- YOUR OBJECTIVE:
From the records below, copy every line that contains the word "Ochiq".

- INFORMATION PROVIDED:
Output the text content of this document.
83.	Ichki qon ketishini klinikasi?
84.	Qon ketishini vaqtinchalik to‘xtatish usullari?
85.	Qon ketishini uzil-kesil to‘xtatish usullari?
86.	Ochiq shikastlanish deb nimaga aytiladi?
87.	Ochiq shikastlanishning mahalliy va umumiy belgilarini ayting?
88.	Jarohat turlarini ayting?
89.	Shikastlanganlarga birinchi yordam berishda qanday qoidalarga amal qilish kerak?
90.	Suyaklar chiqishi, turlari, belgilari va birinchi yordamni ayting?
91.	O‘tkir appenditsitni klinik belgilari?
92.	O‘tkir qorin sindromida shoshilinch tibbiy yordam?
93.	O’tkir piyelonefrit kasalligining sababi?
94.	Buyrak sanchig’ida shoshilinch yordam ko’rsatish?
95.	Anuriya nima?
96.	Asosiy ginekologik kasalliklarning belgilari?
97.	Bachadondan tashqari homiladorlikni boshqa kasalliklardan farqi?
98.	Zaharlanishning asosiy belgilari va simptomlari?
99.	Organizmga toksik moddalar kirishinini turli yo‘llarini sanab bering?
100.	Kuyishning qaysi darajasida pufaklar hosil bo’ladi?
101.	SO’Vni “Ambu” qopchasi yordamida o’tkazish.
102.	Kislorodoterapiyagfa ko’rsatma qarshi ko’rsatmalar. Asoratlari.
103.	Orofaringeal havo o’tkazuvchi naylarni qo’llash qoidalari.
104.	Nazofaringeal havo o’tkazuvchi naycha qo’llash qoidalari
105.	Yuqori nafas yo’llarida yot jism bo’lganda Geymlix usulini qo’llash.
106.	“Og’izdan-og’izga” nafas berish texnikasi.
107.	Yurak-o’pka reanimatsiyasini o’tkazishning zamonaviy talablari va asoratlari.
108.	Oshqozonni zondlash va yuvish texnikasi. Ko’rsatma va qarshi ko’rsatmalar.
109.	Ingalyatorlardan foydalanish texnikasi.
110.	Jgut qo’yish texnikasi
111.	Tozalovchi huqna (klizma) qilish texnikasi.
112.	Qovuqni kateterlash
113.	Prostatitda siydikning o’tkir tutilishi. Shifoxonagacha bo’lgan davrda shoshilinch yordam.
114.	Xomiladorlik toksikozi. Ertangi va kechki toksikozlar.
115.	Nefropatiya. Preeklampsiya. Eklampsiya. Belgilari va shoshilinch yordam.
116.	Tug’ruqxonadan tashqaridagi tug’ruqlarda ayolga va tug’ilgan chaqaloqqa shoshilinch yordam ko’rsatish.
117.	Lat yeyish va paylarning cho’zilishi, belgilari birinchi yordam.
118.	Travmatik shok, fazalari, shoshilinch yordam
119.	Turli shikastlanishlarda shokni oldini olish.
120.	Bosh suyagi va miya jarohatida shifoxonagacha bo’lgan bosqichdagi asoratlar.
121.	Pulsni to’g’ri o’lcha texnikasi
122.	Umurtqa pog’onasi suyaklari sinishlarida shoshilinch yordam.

- WRITTEN ANSWER:
86.	Ochiq shikastlanish deb nimaga aytiladi?
87.	Ochiq shikastlanishning mahalliy va umumiy belgilarini ayting?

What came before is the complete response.